Stored records>

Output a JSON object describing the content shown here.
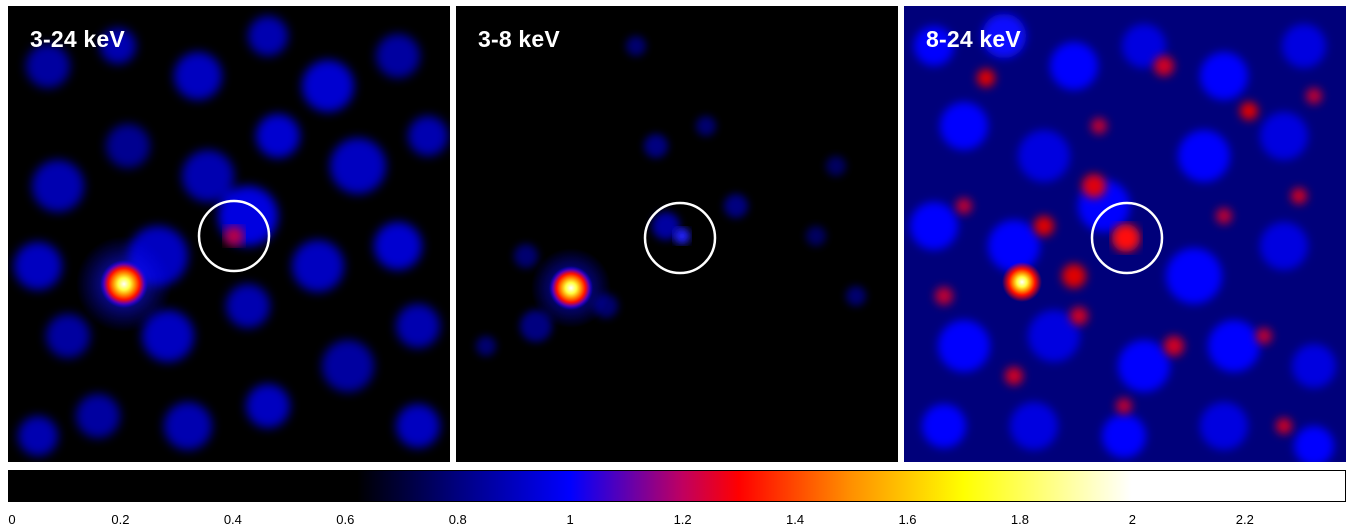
{
  "panels": [
    {
      "label": "3-24 keV",
      "style": "mid"
    },
    {
      "label": "3-8 keV",
      "style": "low"
    },
    {
      "label": "8-24 keV",
      "style": "high"
    }
  ],
  "colorbar": {
    "ticks": [
      "0",
      "0.2",
      "0.4",
      "0.6",
      "0.8",
      "1",
      "1.2",
      "1.4",
      "1.6",
      "1.8",
      "2",
      "2.2"
    ],
    "min": 0,
    "max": 2.38,
    "stops": [
      {
        "value": 0.0,
        "color": "#000000"
      },
      {
        "value": 0.62,
        "color": "#000000"
      },
      {
        "value": 0.8,
        "color": "#000080"
      },
      {
        "value": 1.0,
        "color": "#0000ff"
      },
      {
        "value": 1.2,
        "color": "#c00060"
      },
      {
        "value": 1.3,
        "color": "#ff0000"
      },
      {
        "value": 1.5,
        "color": "#ff9000"
      },
      {
        "value": 1.7,
        "color": "#ffff00"
      },
      {
        "value": 2.0,
        "color": "#ffffff"
      },
      {
        "value": 2.38,
        "color": "#ffffff"
      }
    ]
  },
  "colors": {
    "background": "#000000",
    "circle": "#ffffff",
    "label": "#ffffff"
  }
}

Directions for this task>
Search the listing above for the string "value". Copy every line that contains it.

The answer>
        "value": 0.0,
        "value": 0.62,
        "value": 0.8,
        "value": 1.0,
        "value": 1.2,
        "value": 1.3,
        "value": 1.5,
        "value": 1.7,
        "value": 2.0,
        "value": 2.38,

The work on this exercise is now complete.